# [TEXT SHOWN]
▼
An $11B store. A $46B marketplace. One hobby.

Charizard ex · Scarlet & Violet 151
Pallet3 min read

The Wall Street Journal reported yesterday that GameStop is preparing a formal offer to acquire eBay.

GameStop is worth $11.8 billion. eBay is worth $46 billion. The smaller is reportedly buying the larger. eBay shares jumped 15% in after-hours trading. Neither company has commented.

The deal might not happen. But the fact that it's being seriously discussed at all is one of the strangest things to happen in retail this decade — and the reason behind it is, almost entirely, Pokémon cards.


What GameStop has become

In fiscal year 2025, GameStop made over a billion dollars in collectibles revenue. That category — Pokémon cards, sports cards, figures, merchandise — is now 29.2% of total company sales. Collectibles outsold video game software for the first time in the company's history.

The growth rate is the part that's hard to wrap your head around. Q1 2025: collectibles up 54% year-over-year. Q2: up 63%. Q3: up 49%. The trend has not slowed once.

GameStop, in 2026, is not really a video game store anymore. It is a trading card store with some video games on the wall.


What eBay has been quietly building

Trading cards have driven eBay's GMV growth for eleven straight quarters. Pokémon GMV specifically saw triple-digit year-over-year growth for three consecutive quarters. The platform tracks more than $290 million in card sales every month — more than Fanatics, Goldin, and Alt combined.

eBay quietly bought TCGPlayer in 2022. Goldin Auctions in 2024. Its CEO, on the most recent earnings call, called collectibles "the largest contributor to growth." The stock is at all-time highs.

eBay, the dot-com era's biggest survivor, is having its strongest decade since 2001 — and the engine is trading cards.


Why the deal makes sense

A collector with a Pokémon card to sell has two real options: list it on eBay and wait, or take it to a GameStop and walk out with cash. Both companies are competing for the same dollar. Whoever combines them owns the trading card market outright.

GameStop has thousand-plus storefronts and in-store grading. eBay has the marketplace, the auction infrastructure, and the data on what every card has ever sold for. Smashed together, you'd have something no startup could replicate from scratch — supply chain, retail footprint, authentication, marketplace, auction house, and pricing data, all under one roof.
▲
# [DATA TO EXAMINE]
▼
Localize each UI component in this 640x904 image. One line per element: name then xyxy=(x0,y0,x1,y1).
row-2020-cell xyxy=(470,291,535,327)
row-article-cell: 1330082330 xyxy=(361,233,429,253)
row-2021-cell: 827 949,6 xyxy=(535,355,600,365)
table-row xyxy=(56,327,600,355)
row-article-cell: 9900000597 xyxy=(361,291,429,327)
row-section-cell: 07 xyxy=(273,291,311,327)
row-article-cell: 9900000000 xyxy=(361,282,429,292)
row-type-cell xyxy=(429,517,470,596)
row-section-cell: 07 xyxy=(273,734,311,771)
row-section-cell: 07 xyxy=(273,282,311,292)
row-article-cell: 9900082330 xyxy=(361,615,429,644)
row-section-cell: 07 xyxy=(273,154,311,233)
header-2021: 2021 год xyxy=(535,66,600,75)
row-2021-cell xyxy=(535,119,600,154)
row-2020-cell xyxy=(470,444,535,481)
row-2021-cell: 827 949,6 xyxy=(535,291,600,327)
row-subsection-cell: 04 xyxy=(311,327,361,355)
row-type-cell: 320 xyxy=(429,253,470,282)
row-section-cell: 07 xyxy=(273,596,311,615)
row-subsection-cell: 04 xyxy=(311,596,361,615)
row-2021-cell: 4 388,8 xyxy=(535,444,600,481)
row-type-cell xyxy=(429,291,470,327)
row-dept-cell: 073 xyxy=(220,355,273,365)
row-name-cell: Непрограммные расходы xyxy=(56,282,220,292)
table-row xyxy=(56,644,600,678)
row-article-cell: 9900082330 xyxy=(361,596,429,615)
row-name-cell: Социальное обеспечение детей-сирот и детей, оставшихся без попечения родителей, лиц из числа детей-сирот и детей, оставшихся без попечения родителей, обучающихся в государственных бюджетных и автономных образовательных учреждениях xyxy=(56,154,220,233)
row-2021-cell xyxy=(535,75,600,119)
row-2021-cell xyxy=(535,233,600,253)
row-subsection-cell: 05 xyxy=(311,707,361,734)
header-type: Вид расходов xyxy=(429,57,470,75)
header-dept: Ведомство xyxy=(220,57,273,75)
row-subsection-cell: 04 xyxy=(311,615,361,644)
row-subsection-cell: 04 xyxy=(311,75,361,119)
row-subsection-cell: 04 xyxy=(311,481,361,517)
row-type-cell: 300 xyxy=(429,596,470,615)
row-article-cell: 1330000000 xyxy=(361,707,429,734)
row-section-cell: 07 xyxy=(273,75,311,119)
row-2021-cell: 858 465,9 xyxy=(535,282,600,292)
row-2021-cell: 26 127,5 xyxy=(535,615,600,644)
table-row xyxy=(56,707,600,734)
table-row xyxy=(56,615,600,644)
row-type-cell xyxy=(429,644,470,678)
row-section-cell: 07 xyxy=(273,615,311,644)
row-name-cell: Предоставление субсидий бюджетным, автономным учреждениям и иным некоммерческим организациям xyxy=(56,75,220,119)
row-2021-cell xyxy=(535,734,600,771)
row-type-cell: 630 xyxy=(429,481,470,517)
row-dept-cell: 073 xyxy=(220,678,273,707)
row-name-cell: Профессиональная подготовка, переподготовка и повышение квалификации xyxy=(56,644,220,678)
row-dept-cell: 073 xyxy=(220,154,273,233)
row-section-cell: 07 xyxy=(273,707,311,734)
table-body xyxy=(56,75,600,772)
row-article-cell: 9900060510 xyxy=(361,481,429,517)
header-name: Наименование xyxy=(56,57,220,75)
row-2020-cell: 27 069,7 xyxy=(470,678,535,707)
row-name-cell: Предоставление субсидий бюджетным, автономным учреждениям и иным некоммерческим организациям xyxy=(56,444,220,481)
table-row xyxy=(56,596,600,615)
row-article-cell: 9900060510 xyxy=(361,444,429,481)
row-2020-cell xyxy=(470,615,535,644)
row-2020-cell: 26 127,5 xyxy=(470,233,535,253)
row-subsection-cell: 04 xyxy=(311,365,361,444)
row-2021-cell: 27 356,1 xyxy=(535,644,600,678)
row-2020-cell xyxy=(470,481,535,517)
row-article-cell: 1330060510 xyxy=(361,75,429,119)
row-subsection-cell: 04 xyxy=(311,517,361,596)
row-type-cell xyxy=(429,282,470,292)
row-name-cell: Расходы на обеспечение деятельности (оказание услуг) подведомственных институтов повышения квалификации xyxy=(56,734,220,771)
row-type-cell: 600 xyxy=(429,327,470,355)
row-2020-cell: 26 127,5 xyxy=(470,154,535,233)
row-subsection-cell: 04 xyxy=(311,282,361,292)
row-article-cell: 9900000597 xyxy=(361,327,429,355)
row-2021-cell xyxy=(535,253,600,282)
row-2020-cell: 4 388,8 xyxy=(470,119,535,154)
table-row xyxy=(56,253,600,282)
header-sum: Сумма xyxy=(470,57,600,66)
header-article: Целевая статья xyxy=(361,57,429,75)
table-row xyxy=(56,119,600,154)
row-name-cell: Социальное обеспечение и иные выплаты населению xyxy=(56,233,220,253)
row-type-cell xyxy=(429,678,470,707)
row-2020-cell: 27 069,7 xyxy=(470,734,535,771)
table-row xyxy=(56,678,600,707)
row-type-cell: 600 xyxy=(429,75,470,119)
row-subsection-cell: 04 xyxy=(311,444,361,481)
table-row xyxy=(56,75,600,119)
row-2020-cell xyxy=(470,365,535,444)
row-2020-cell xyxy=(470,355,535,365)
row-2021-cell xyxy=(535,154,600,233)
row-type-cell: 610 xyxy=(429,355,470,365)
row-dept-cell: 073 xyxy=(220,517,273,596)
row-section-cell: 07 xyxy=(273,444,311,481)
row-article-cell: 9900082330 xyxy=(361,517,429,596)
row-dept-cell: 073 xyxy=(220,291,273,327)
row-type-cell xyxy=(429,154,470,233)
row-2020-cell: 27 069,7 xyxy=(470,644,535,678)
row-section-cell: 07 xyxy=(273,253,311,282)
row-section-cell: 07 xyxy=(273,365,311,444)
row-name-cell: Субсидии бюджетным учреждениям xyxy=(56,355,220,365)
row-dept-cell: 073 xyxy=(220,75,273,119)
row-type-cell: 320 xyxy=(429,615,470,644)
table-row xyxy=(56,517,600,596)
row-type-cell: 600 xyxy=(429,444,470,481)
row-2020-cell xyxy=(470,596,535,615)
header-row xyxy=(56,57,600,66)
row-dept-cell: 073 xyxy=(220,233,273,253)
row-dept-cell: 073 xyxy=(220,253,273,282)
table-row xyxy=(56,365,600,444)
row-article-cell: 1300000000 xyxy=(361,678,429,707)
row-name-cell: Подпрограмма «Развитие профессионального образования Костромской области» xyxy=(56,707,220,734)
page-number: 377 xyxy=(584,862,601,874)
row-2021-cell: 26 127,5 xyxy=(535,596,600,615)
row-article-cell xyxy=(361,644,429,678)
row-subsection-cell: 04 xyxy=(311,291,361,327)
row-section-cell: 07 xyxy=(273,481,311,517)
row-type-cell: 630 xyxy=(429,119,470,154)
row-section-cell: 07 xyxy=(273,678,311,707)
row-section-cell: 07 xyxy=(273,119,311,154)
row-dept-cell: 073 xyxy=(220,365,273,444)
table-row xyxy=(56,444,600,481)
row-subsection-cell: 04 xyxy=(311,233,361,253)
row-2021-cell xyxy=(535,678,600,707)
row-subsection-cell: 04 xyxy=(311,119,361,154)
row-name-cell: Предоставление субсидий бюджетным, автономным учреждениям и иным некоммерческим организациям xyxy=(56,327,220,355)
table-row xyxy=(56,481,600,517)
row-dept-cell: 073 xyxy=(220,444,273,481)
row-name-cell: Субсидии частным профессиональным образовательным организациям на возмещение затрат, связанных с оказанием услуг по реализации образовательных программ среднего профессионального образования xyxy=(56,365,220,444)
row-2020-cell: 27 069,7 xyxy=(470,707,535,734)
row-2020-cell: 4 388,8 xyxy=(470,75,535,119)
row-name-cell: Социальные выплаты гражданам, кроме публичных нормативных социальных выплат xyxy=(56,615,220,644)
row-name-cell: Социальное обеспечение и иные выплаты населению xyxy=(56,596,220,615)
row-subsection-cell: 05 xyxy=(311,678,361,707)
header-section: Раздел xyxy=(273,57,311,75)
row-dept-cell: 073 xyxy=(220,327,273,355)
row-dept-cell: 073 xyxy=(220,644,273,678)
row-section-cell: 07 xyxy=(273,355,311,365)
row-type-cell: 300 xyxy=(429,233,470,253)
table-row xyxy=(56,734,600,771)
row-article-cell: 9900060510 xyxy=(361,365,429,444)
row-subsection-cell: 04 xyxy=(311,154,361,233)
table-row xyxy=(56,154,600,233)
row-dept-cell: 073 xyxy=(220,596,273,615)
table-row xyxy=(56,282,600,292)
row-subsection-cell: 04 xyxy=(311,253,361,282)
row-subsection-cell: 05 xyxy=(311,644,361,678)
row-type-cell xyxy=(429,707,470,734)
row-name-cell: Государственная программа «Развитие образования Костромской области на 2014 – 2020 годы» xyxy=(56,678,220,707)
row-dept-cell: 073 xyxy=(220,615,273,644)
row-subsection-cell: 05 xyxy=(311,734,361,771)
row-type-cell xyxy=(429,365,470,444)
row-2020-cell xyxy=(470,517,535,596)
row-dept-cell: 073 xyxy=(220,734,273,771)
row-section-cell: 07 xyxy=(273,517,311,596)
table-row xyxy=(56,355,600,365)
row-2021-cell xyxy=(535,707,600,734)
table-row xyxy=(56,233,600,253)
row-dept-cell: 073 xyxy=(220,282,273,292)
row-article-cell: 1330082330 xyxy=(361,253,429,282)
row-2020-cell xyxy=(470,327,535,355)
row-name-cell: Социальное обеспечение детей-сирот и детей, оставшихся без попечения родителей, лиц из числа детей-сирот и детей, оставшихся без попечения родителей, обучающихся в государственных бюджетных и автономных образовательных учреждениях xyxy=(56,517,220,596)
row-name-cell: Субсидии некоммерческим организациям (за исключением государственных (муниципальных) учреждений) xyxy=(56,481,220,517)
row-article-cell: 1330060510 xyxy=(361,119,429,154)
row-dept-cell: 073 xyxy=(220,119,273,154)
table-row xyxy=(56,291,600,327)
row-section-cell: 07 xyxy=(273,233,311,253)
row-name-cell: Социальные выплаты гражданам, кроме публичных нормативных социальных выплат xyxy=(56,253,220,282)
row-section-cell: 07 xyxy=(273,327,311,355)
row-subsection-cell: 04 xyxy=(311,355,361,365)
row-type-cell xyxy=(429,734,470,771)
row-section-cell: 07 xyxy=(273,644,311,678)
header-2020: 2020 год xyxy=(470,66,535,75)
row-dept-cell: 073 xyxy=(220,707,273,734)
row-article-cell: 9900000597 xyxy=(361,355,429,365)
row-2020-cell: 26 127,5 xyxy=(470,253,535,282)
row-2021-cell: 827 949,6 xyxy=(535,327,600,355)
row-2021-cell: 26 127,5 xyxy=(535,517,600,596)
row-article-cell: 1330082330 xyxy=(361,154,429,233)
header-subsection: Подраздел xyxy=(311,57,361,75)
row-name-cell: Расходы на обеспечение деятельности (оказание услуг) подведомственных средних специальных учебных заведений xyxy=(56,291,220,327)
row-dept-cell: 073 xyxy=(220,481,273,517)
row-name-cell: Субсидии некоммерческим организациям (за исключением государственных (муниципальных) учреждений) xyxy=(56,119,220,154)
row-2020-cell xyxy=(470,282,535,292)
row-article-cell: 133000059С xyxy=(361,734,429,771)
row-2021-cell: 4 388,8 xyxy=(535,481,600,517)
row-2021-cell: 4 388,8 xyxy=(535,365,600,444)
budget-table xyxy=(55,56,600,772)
▲
# [TASK DIRECTIONS]
In the text about GameStop and eBay, what share of GameStop's total sales came from collectibles in fiscal year 2025? The items have nothing to do with the text.

# [RESULT OF THE TASK]
29.2%